→ Aim: Can you write out all the lines word for word, with no pictures?

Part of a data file
★ ★ ★

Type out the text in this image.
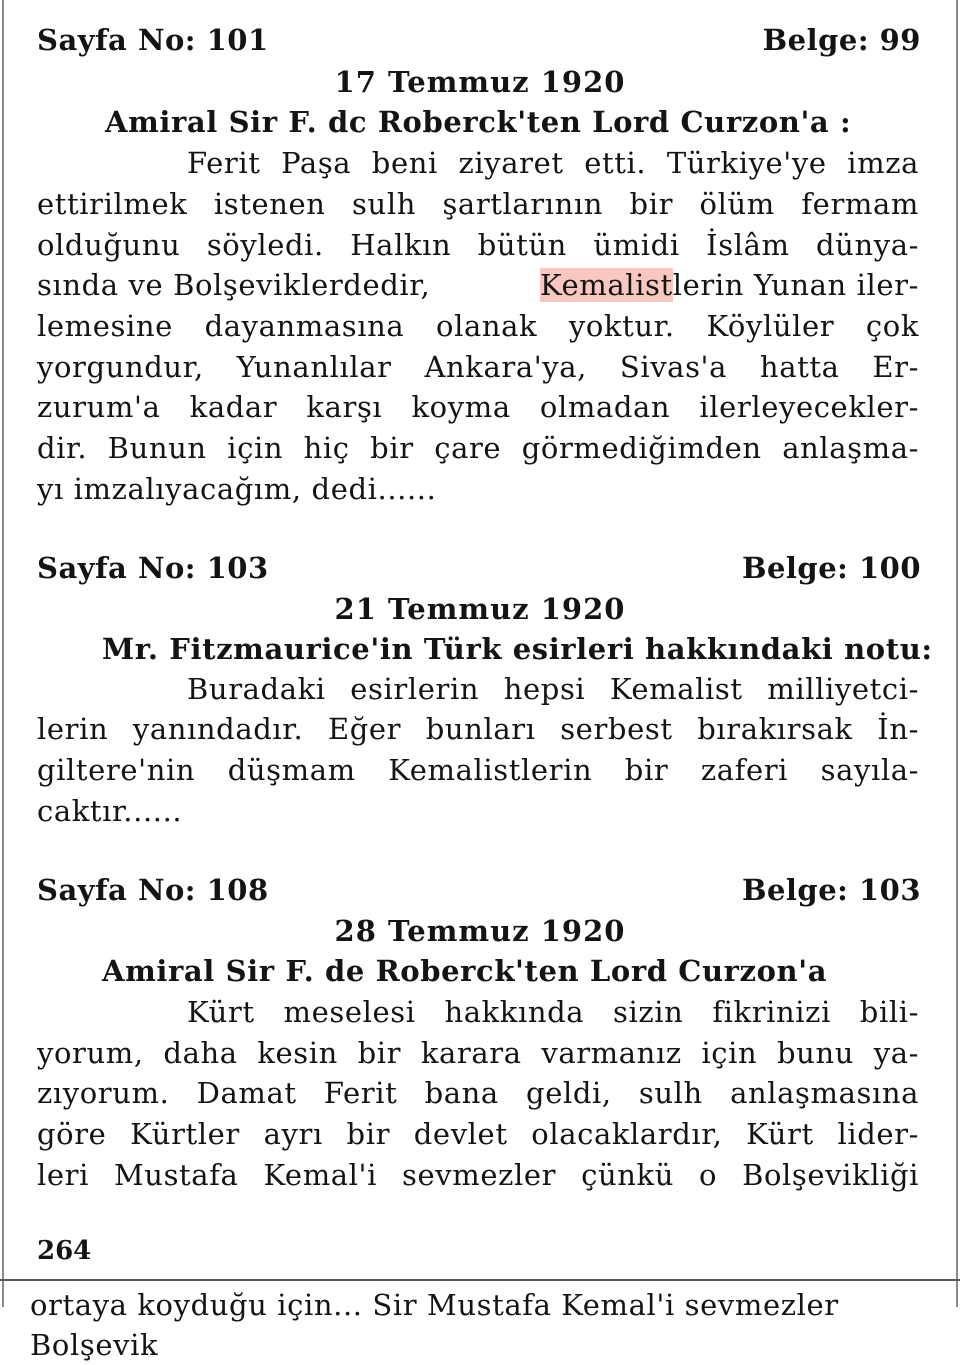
Sayfa No: 101	Belge: 99
17 Temmuz 1920
Amiral Sir F. dc Roberck'ten Lord Curzon'a :
Ferit Paşa beni ziyaret etti. Türkiye'ye imza
ettirilmek istenen sulh şartlarının bir ölüm fermam
olduğunu söyledi. Halkın bütün ümidi İslâm dünya-
sında ve Bolşeviklerdedir,	Kemalistlerin Yunan iler-
lemesine dayanmasına olanak yoktur. Köylüler çok
yorgundur, Yunanlılar Ankara'ya, Sivas'a hatta Er-
zurum'a kadar karşı koyma olmadan ilerleyecekler-
dir. Bunun için hiç bir çare görmediğimden anlaşma-
yı imzalıyacağım, dedi......
Sayfa No: 103	Belge: 100
21 Temmuz 1920
Mr. Fitzmaurice'in Türk esirleri hakkındaki notu:
Buradaki esirlerin hepsi Kemalist milliyetci-
lerin yanındadır. Eğer bunları serbest bırakırsak İn-
giltere'nin düşmam Kemalistlerin bir zaferi sayıla-
caktır......
Sayfa No: 108	Belge: 103
28 Temmuz 1920
Amiral Sir F. de Roberck'ten Lord Curzon'a
Kürt meselesi hakkında sizin fikrinizi bili-
yorum, daha kesin bir karara varmanız için bunu ya-
zıyorum. Damat Ferit bana geldi, sulh anlaşmasına
göre Kürtler ayrı bir devlet olacaklardır, Kürt lider-
leri Mustafa Kemal'i sevmezler çünkü o Bolşevikliği
264
ortaya koyduğu için... Sir Mustafa Kemal'i sevmezler Bolşevik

★ ★ ★

→ The result:
Type out the text in this image.
Sayfa No: 101	Belge: 99
17 Temmuz 1920
Amiral Sir F. dc Roberck'ten Lord Curzon'a :
Ferit Paşa beni ziyaret etti. Türkiye'ye imza
ettirilmek istenen sulh şartlarının bir ölüm fermam
olduğunu söyledi. Halkın bütün ümidi İslâm dünya-
sında ve Bolşeviklerdedir,	Kemalistlerin Yunan iler-
lemesine dayanmasına olanak yoktur. Köylüler çok
yorgundur, Yunanlılar Ankara'ya, Sivas'a hatta Er-
zurum'a kadar karşı koyma olmadan ilerleyecekler-
dir. Bunun için hiç bir çare görmediğimden anlaşma-
yı imzalıyacağım, dedi......
Sayfa No: 103	Belge: 100
21 Temmuz 1920
Mr. Fitzmaurice'in Türk esirleri hakkındaki notu:
Buradaki esirlerin hepsi Kemalist milliyetci-
lerin yanındadır. Eğer bunları serbest bırakırsak İn-
giltere'nin düşmam Kemalistlerin bir zaferi sayıla-
caktır......
Sayfa No: 108	Belge: 103
28 Temmuz 1920
Amiral Sir F. de Roberck'ten Lord Curzon'a
Kürt meselesi hakkında sizin fikrinizi bili-
yorum, daha kesin bir karara varmanız için bunu ya-
zıyorum. Damat Ferit bana geldi, sulh anlaşmasına
göre Kürtler ayrı bir devlet olacaklardır, Kürt lider-
leri Mustafa Kemal'i sevmezler çünkü o Bolşevikliği
264
ortaya koyduğu için... Sir Mustafa Kemal'i sevmezler Bolşevik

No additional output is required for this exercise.